### Problem details
Count how many lines of the material below have the word "Range" and give only the number.

[Dataset records]
>> Begin

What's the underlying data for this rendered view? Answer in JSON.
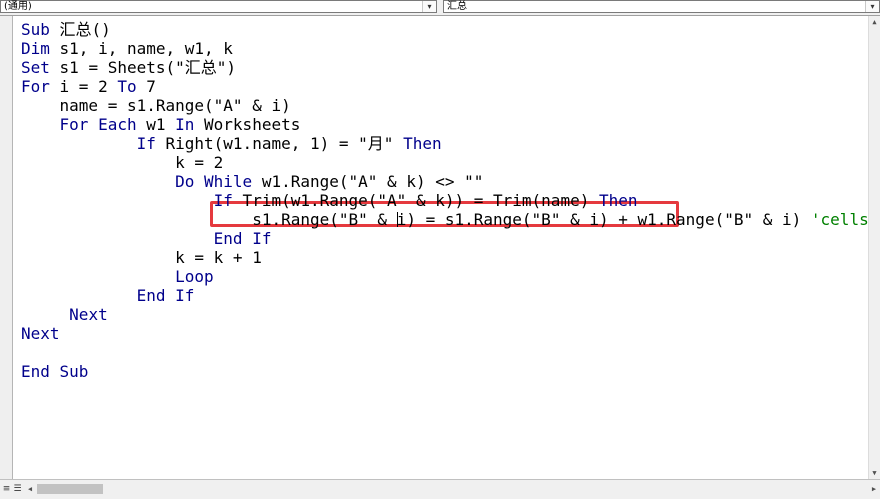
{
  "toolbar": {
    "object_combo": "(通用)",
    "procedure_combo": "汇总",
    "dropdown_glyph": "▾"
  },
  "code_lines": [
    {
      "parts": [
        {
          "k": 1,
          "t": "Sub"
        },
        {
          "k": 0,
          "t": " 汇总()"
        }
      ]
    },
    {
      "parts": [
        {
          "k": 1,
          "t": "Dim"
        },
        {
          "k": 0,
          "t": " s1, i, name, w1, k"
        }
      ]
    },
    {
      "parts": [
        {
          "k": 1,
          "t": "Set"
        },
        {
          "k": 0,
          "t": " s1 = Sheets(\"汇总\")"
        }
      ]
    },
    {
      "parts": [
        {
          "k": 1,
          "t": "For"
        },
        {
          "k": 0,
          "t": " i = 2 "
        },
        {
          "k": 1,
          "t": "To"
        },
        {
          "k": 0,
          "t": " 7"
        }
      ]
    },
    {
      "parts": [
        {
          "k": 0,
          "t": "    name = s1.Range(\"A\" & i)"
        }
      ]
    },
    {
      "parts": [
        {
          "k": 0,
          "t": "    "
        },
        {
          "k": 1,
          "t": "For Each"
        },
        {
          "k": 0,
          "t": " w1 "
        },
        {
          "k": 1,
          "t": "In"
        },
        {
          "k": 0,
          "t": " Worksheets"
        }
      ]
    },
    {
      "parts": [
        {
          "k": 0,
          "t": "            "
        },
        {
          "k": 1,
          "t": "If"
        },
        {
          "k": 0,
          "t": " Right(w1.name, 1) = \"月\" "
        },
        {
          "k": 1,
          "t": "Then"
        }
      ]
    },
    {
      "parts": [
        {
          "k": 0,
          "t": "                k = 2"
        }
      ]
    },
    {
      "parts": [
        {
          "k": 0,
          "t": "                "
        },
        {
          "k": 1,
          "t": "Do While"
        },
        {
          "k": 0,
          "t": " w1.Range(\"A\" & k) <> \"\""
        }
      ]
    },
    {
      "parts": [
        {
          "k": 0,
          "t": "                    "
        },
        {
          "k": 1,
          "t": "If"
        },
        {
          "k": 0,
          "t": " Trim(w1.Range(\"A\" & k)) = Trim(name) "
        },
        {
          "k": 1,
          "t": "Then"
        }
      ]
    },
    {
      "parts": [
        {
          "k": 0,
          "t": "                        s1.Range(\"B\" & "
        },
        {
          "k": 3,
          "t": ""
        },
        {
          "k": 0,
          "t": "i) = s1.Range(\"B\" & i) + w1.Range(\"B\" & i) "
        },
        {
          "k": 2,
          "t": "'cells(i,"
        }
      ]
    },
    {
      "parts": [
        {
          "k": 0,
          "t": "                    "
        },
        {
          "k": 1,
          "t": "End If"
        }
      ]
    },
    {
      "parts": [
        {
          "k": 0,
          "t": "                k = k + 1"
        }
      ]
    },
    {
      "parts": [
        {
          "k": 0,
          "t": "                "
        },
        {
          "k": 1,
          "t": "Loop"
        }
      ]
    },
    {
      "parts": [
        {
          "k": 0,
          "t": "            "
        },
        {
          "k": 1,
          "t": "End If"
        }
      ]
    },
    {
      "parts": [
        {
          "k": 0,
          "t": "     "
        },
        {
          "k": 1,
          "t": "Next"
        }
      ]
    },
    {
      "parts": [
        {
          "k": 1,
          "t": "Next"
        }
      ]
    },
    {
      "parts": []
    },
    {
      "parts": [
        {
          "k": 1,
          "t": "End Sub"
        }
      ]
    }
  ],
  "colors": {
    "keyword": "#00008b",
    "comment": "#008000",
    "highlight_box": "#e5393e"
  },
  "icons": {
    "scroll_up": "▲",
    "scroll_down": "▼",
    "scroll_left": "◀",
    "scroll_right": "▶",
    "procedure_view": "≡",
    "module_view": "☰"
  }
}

>> End

### Problem solution
5